Look below. Copy each line that has "History" in it.

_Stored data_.
>>>
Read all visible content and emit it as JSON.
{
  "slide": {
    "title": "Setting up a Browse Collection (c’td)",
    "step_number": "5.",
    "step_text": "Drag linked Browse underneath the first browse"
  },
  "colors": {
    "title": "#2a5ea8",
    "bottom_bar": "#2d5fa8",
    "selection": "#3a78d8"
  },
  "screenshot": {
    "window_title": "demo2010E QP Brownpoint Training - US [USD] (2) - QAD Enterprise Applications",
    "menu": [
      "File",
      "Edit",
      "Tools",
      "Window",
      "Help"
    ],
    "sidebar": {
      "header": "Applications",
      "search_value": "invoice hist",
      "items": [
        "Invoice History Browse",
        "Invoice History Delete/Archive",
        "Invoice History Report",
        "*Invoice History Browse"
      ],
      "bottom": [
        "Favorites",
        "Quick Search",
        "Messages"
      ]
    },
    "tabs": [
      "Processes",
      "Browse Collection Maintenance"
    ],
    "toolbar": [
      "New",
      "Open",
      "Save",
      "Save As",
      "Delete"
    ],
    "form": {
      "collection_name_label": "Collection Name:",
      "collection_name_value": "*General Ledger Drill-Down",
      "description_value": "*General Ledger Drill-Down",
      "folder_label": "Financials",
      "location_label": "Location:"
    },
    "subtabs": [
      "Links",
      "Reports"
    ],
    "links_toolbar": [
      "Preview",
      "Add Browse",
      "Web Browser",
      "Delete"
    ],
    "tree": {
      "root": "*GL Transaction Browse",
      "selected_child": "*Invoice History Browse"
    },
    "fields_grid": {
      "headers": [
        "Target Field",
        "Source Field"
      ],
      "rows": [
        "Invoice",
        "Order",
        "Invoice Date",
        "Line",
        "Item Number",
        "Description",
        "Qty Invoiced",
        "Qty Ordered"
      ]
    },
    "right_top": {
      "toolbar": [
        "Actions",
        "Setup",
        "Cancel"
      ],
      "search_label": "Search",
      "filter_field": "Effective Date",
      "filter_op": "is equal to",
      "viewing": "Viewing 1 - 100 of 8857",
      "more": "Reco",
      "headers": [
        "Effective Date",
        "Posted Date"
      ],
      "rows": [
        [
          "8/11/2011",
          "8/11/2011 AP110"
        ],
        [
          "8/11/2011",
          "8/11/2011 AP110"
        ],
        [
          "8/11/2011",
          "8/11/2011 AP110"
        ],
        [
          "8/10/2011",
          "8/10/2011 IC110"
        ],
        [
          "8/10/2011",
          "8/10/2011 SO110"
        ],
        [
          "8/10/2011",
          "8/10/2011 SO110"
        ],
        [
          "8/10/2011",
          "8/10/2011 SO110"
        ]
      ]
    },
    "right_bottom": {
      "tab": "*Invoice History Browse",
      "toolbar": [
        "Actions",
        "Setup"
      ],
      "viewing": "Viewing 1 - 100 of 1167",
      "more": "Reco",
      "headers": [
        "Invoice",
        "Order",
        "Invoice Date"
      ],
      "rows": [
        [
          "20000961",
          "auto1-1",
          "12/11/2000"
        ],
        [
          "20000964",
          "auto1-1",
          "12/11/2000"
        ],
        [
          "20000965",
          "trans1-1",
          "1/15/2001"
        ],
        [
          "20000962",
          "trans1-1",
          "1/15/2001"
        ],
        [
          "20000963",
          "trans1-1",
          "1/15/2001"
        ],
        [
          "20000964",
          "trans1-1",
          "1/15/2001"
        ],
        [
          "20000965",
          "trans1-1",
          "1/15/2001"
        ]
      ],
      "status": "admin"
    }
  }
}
<<<
_Right answer_.
        "Invoice History Browse",
        "Invoice History Delete/Archive",
        "Invoice History Report",
        "*Invoice History Browse"
      "selected_child": "*Invoice History Browse"
      "tab": "*Invoice History Browse",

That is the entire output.